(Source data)
** begin **

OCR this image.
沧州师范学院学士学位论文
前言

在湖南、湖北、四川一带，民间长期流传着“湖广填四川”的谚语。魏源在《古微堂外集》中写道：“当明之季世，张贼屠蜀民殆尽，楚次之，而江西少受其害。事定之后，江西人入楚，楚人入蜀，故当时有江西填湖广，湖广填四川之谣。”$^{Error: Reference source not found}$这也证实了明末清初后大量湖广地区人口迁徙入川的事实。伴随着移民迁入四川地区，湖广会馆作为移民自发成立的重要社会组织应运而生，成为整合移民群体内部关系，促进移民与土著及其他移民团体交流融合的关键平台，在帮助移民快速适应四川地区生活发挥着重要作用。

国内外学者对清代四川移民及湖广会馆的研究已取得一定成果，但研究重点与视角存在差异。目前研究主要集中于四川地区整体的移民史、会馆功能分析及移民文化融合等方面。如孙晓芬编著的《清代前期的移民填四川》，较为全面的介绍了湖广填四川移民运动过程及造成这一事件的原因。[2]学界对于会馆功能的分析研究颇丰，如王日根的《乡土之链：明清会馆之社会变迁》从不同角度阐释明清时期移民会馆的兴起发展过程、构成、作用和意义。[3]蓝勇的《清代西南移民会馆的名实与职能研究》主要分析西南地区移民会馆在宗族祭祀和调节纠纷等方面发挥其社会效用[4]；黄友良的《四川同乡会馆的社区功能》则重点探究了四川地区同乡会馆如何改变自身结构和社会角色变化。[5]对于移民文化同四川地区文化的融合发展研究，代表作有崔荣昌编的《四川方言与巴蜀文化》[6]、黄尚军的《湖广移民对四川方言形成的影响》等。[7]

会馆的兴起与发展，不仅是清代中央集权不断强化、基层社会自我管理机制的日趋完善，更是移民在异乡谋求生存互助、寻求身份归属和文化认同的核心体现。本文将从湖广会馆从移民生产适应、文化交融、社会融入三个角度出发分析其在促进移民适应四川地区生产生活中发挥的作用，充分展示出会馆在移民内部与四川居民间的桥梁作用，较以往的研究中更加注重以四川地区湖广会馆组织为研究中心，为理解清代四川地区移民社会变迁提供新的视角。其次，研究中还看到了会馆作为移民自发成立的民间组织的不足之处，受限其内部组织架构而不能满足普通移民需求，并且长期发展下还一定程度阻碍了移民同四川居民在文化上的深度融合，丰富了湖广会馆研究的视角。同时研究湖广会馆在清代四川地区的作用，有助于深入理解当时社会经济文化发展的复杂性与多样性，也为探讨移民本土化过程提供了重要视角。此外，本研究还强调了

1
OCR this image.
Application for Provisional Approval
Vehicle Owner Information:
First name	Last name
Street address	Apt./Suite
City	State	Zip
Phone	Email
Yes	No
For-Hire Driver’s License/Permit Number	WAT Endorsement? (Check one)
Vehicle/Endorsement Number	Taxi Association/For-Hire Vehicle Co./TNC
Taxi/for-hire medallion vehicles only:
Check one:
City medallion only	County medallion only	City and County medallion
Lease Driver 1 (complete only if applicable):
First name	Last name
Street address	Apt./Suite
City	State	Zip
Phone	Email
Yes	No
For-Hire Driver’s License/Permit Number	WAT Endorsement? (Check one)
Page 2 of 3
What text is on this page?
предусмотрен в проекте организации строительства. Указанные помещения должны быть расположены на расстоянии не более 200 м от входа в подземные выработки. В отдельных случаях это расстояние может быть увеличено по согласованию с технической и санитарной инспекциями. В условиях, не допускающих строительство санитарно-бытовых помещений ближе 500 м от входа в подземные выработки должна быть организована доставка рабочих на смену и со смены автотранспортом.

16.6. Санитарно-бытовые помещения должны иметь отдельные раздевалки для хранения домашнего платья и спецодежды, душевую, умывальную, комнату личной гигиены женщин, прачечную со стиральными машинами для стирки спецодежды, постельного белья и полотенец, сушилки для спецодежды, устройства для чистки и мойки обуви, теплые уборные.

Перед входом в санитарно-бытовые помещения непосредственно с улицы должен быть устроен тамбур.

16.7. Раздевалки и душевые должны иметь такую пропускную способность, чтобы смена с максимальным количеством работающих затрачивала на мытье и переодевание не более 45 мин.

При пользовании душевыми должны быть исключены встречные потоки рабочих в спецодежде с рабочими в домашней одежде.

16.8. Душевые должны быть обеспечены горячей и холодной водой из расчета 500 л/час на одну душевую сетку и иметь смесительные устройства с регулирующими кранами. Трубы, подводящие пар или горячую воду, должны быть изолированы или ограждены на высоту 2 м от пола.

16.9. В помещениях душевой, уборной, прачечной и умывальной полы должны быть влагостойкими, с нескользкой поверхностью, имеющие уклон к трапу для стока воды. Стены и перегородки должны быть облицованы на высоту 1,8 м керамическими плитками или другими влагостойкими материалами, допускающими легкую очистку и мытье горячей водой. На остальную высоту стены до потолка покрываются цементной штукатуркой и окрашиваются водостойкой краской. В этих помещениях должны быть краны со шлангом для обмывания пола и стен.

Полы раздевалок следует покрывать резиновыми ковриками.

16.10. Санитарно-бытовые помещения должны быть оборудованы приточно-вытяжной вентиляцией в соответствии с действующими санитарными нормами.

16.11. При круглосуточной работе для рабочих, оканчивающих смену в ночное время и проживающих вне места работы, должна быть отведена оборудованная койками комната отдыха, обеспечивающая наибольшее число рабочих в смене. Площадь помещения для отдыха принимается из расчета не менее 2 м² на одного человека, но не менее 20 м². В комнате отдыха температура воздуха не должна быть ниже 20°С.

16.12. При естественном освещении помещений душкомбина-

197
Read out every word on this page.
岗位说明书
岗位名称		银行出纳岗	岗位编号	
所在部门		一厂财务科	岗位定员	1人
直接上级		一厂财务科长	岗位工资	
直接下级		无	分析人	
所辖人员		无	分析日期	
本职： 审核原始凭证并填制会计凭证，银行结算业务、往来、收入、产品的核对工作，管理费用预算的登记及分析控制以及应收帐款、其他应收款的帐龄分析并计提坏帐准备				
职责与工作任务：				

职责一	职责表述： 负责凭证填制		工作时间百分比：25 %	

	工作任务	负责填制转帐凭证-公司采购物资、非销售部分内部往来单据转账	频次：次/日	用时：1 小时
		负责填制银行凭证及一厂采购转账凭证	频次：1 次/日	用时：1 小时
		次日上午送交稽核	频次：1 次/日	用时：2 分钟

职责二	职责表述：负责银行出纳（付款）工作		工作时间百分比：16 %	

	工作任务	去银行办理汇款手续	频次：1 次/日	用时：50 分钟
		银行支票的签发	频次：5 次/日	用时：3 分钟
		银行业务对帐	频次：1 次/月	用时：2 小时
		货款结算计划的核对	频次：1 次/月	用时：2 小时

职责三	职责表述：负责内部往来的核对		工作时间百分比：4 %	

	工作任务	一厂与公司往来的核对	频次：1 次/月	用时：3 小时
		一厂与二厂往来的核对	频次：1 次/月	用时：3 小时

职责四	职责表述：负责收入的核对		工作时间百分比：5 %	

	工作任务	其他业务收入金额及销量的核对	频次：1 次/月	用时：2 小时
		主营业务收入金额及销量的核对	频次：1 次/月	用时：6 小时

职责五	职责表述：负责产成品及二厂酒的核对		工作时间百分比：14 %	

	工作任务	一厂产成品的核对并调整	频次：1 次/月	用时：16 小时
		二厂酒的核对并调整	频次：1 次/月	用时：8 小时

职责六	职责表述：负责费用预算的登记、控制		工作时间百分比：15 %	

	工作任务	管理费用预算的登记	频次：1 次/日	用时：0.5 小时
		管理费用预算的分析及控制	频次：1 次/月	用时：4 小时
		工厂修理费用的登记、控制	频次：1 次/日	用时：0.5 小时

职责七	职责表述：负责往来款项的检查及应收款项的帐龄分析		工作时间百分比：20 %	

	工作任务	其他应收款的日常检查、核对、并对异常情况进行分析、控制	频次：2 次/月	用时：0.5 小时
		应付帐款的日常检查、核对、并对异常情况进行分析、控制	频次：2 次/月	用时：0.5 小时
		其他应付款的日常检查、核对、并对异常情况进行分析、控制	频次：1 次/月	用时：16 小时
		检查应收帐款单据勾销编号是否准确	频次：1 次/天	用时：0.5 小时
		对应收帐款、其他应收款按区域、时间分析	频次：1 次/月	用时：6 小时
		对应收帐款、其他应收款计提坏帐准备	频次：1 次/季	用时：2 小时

** end **

> Aim: Lines of the listing that contain the word "помещений" are to be counted; report only their number.

> Task response: 2